Raw records
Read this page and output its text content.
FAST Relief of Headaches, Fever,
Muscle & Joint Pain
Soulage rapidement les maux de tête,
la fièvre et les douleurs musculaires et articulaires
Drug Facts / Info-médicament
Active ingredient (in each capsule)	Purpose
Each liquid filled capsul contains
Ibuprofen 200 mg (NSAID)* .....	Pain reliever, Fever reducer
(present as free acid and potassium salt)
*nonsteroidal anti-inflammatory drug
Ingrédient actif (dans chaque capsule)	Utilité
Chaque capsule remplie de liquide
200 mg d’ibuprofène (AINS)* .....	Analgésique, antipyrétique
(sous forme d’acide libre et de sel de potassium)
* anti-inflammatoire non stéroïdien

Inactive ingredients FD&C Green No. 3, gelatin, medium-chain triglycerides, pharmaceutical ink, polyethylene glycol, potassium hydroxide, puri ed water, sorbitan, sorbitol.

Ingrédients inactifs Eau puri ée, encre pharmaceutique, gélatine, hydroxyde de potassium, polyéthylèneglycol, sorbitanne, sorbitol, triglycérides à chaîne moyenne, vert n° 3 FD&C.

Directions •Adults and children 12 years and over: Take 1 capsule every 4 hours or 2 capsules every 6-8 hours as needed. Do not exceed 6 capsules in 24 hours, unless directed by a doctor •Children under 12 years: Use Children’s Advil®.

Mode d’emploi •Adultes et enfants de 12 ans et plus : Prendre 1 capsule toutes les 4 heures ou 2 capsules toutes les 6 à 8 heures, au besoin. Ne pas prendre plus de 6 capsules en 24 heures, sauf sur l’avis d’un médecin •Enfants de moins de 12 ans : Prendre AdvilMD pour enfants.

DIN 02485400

● WHAT TO WORK ON
Give only the number of lines in the data that include the string "Fever".

● TASK RESULT
2